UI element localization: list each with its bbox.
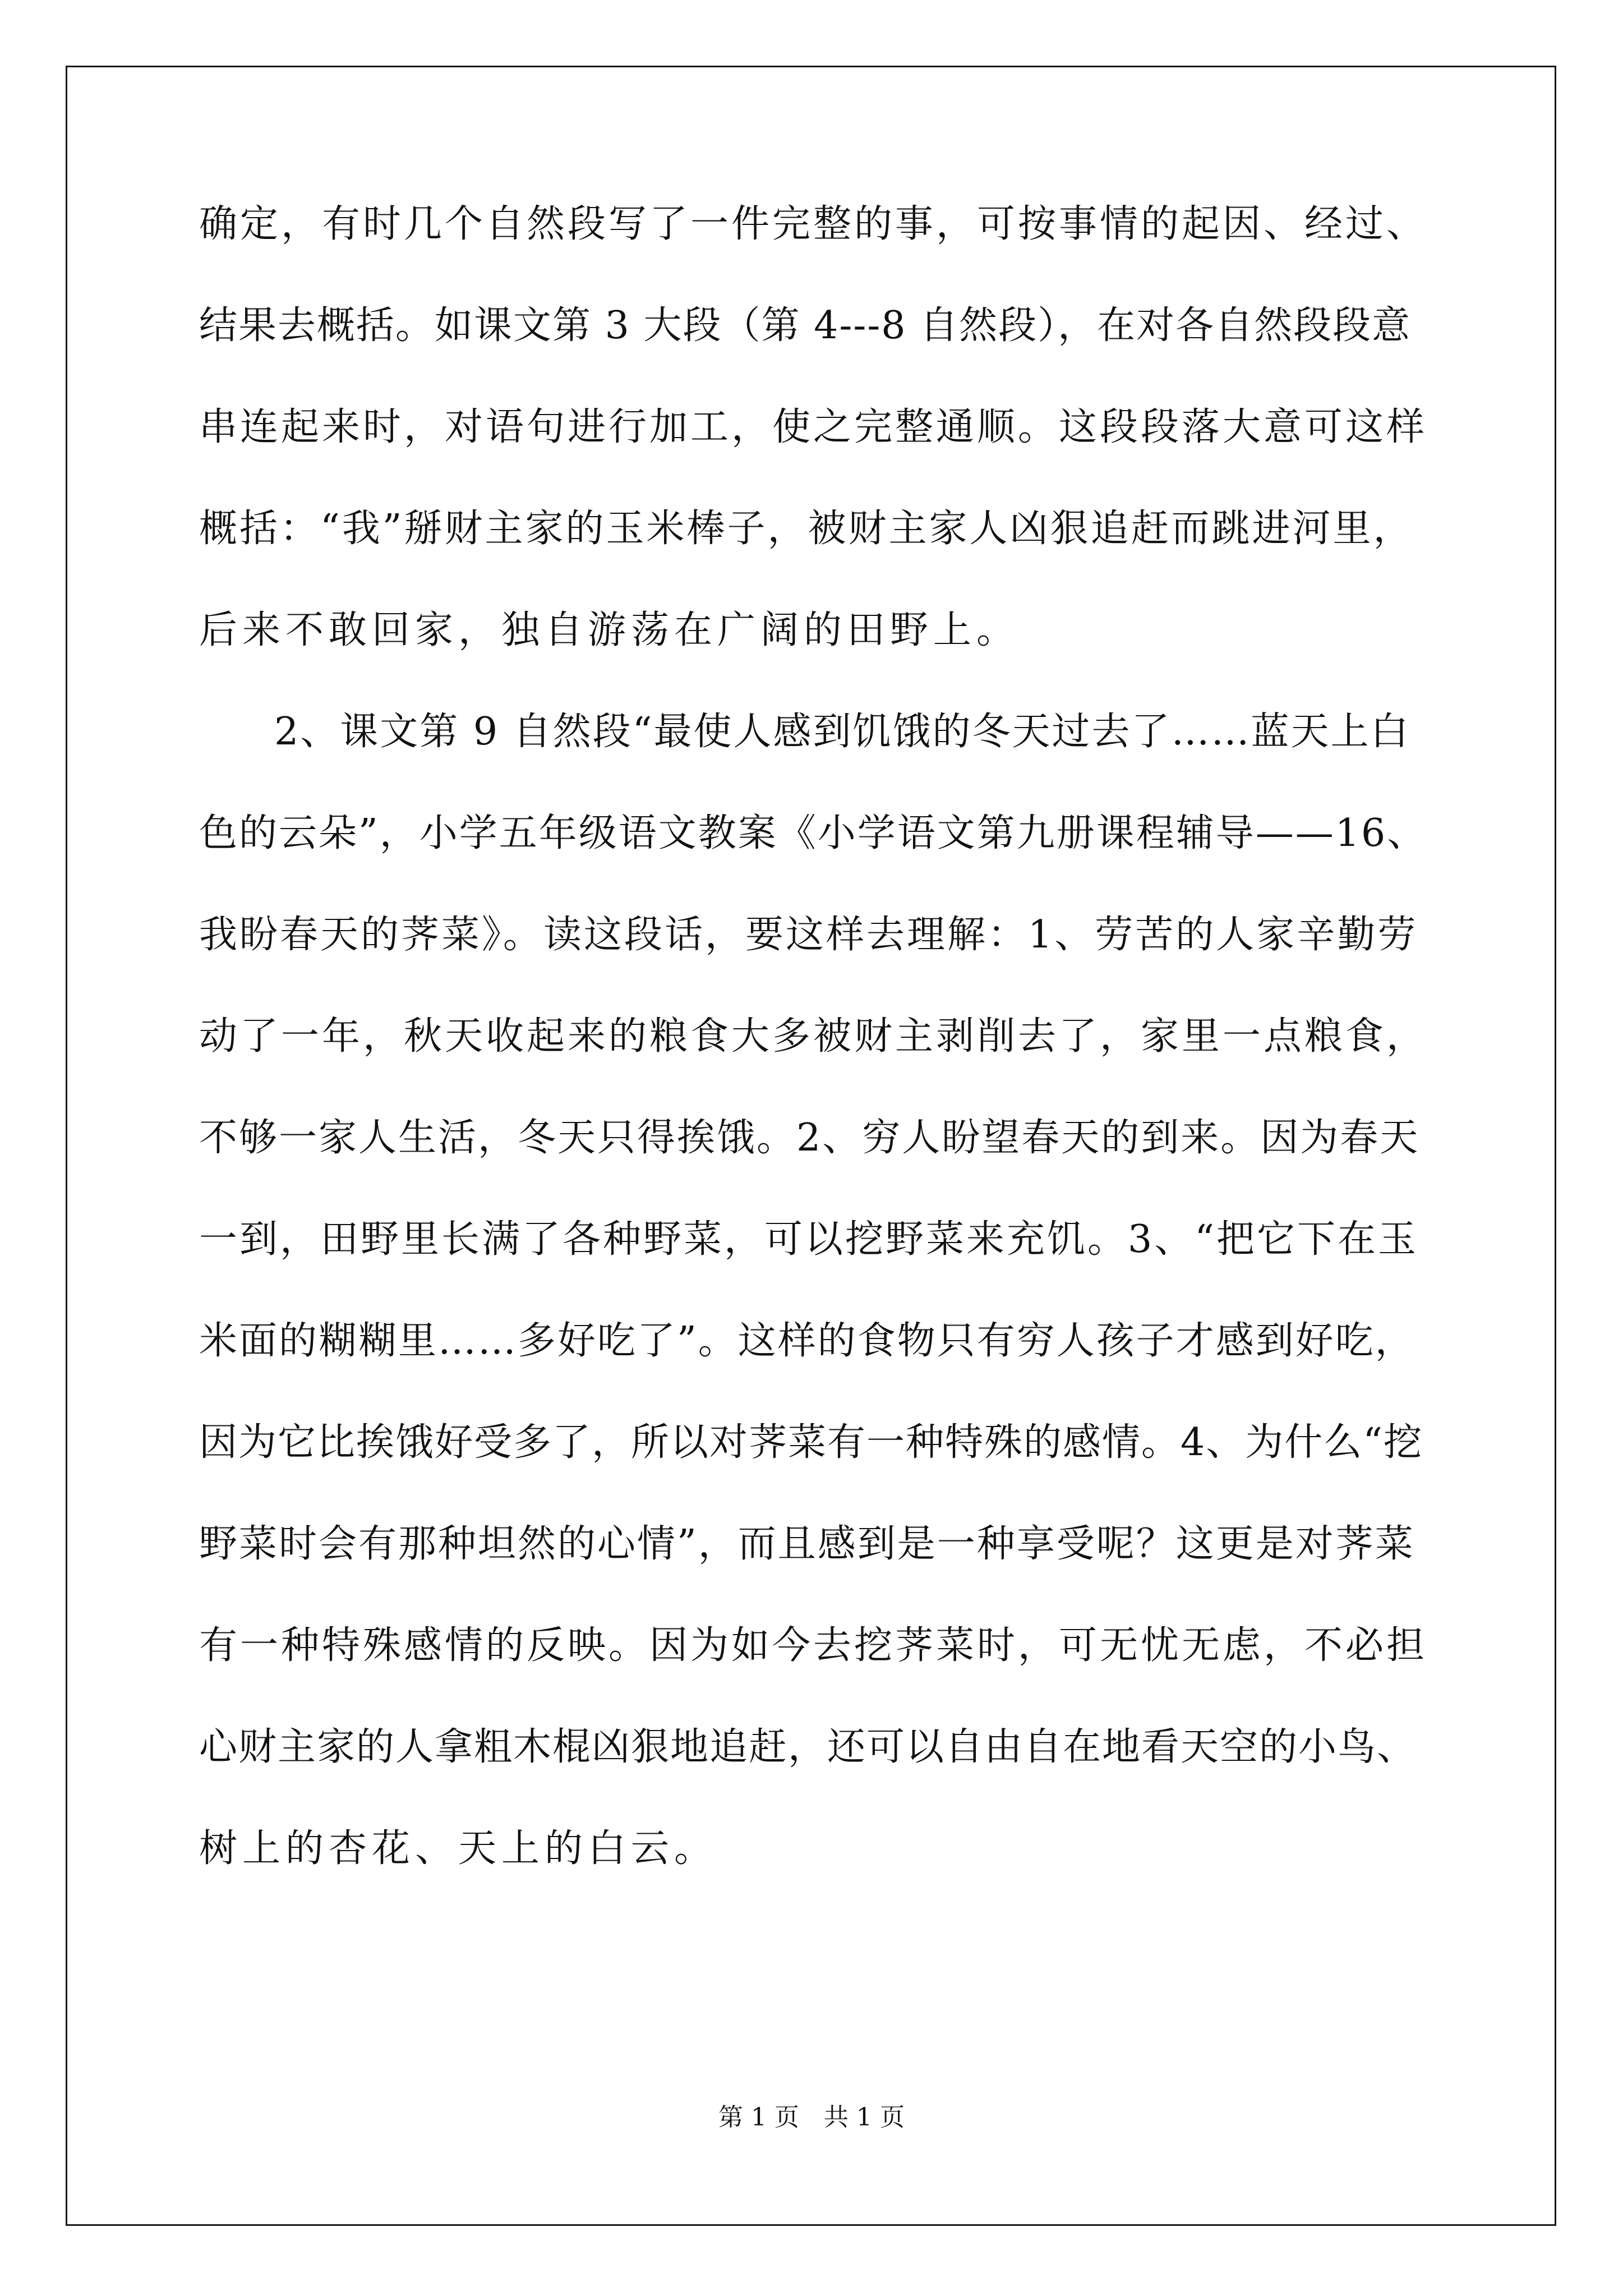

...

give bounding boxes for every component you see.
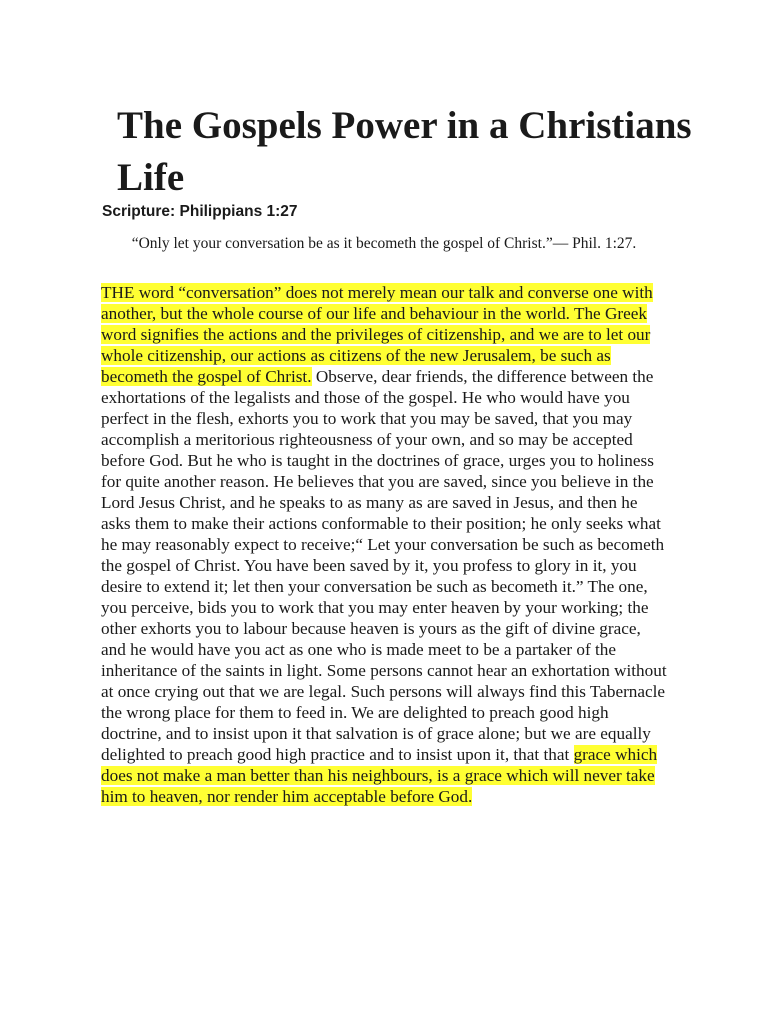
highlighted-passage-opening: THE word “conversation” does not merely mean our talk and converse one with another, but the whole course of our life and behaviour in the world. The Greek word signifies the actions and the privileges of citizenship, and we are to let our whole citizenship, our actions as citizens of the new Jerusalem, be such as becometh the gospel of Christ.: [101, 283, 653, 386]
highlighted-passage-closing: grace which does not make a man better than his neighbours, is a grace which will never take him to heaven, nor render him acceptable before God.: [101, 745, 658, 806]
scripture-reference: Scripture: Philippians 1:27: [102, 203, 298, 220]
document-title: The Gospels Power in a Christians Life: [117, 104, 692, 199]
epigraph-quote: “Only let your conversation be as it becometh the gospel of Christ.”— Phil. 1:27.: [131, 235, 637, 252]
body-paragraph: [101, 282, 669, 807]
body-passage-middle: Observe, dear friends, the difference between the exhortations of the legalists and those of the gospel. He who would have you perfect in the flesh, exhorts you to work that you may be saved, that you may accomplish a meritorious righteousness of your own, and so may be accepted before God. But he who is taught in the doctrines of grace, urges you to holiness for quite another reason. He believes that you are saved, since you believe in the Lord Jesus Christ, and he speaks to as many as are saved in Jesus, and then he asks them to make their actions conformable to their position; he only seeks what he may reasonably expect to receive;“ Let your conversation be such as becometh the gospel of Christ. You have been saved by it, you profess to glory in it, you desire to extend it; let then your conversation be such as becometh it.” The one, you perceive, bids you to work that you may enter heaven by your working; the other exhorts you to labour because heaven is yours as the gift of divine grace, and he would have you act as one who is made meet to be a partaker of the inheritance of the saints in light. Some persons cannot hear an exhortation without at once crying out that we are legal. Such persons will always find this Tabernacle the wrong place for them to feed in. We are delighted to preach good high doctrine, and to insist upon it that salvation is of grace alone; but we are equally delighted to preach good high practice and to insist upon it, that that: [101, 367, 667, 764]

--

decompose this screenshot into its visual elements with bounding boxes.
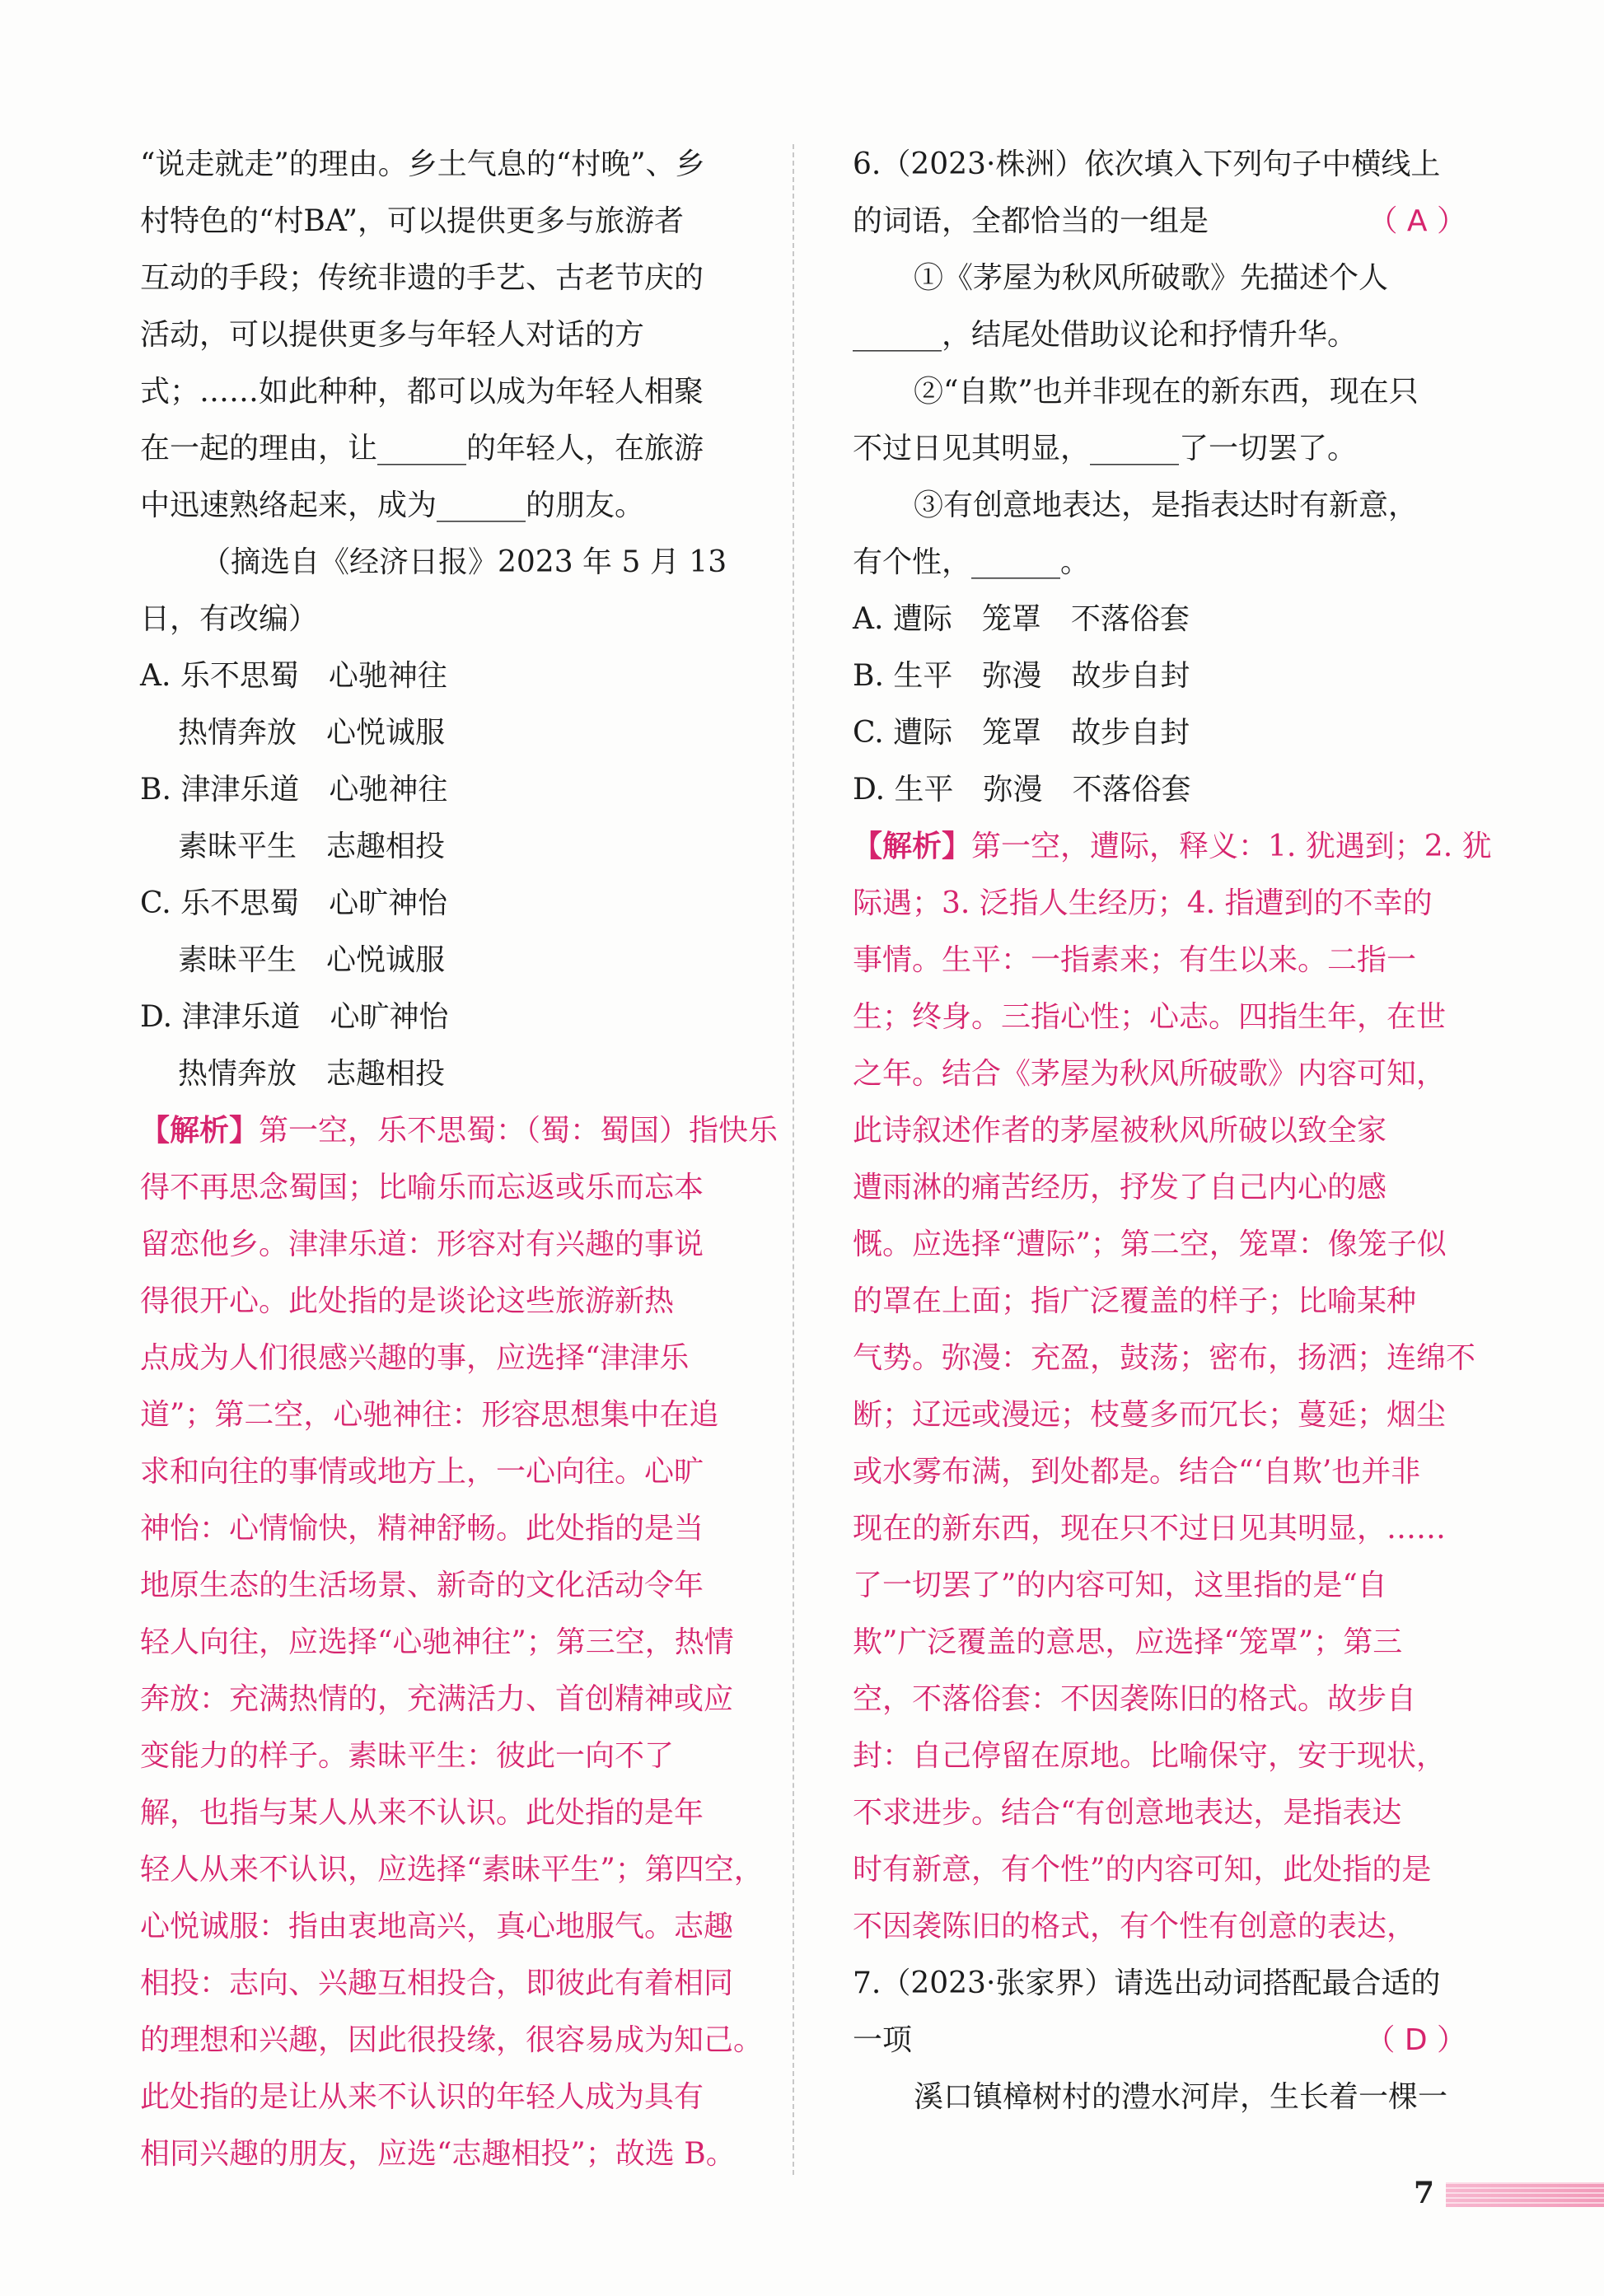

§ **Task details**
Rewrite the lines of the entries starting with the line that contains "give bounding boxes" and going on through the line that contains "235, 637, 252]", renaming "conversation" to "conduct" and keeping everything else the same. Leave the pictures out.

§ **Task answer**
give bounding boxes for every component you see.
highlighted-passage-opening: THE word “conduct” does not merely mean our talk and converse one with another, but the whole course of our life and behaviour in the world. The Greek word signifies the actions and the privileges of citizenship, and we are to let our whole citizenship, our actions as citizens of the new Jerusalem, be such as becometh the gospel of Christ.: [101, 283, 653, 386]
highlighted-passage-closing: grace which does not make a man better than his neighbours, is a grace which will never take him to heaven, nor render him acceptable before God.: [101, 745, 658, 806]
scripture-reference: Scripture: Philippians 1:27: [102, 203, 298, 220]
document-title: The Gospels Power in a Christians Life: [117, 104, 692, 199]
epigraph-quote: “Only let your conduct be as it becometh the gospel of Christ.”— Phil. 1:27.: [131, 235, 637, 252]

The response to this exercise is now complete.